=== Source records ===

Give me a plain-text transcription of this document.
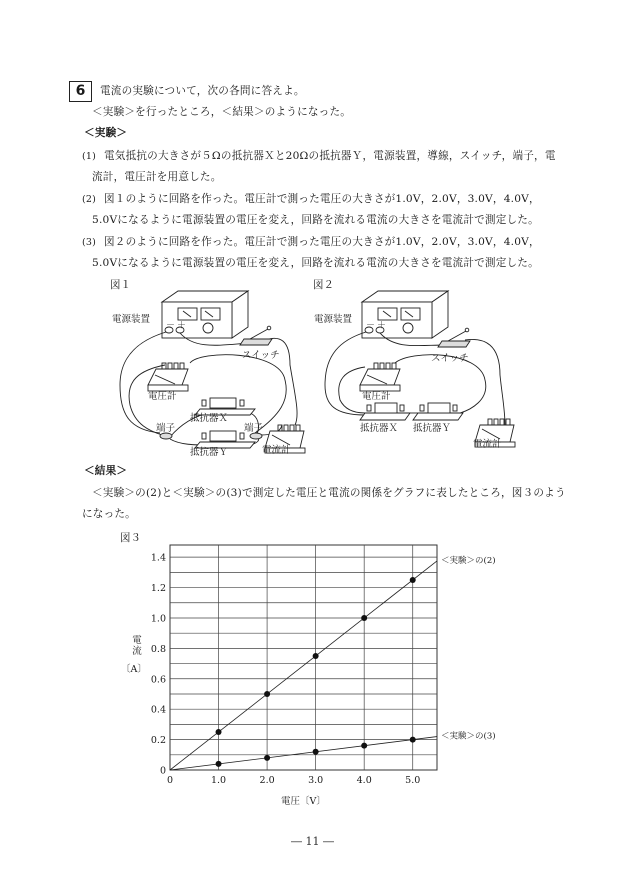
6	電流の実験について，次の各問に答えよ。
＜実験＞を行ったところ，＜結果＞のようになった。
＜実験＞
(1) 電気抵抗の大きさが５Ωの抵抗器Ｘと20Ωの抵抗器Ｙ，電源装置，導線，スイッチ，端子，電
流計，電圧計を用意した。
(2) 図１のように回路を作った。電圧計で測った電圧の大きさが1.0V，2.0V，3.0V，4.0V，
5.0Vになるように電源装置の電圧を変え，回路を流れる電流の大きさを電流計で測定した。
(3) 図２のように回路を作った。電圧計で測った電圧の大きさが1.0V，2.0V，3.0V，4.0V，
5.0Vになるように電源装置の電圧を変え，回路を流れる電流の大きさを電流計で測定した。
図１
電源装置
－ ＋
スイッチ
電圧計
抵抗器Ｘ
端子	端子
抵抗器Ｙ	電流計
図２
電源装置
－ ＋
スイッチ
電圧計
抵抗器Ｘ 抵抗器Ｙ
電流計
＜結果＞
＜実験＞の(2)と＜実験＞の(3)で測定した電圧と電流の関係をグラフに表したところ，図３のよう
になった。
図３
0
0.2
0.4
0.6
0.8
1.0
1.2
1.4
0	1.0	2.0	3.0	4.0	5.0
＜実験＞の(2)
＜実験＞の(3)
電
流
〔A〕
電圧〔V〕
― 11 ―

===

## What is asked:
Copy out all the data exactly; skip the pictures.

## Result for this exercise:
Give me a plain-text transcription of this document.
6	電流の実験について，次の各問に答えよ。
＜実験＞を行ったところ，＜結果＞のようになった。
＜実験＞
(1) 電気抵抗の大きさが５Ωの抵抗器Ｘと20Ωの抵抗器Ｙ，電源装置，導線，スイッチ，端子，電
流計，電圧計を用意した。
(2) 図１のように回路を作った。電圧計で測った電圧の大きさが1.0V，2.0V，3.0V，4.0V，
5.0Vになるように電源装置の電圧を変え，回路を流れる電流の大きさを電流計で測定した。
(3) 図２のように回路を作った。電圧計で測った電圧の大きさが1.0V，2.0V，3.0V，4.0V，
5.0Vになるように電源装置の電圧を変え，回路を流れる電流の大きさを電流計で測定した。
図１
電源装置
－ ＋
スイッチ
電圧計
抵抗器Ｘ
端子	端子
抵抗器Ｙ	電流計
図２
電源装置
－ ＋
スイッチ
電圧計
抵抗器Ｘ 抵抗器Ｙ
電流計
＜結果＞
＜実験＞の(2)と＜実験＞の(3)で測定した電圧と電流の関係をグラフに表したところ，図３のよう
になった。
図３
0
0.2
0.4
0.6
0.8
1.0
1.2
1.4
0	1.0	2.0	3.0	4.0	5.0
＜実験＞の(2)
＜実験＞の(3)
電
流
〔A〕
電圧〔V〕
― 11 ―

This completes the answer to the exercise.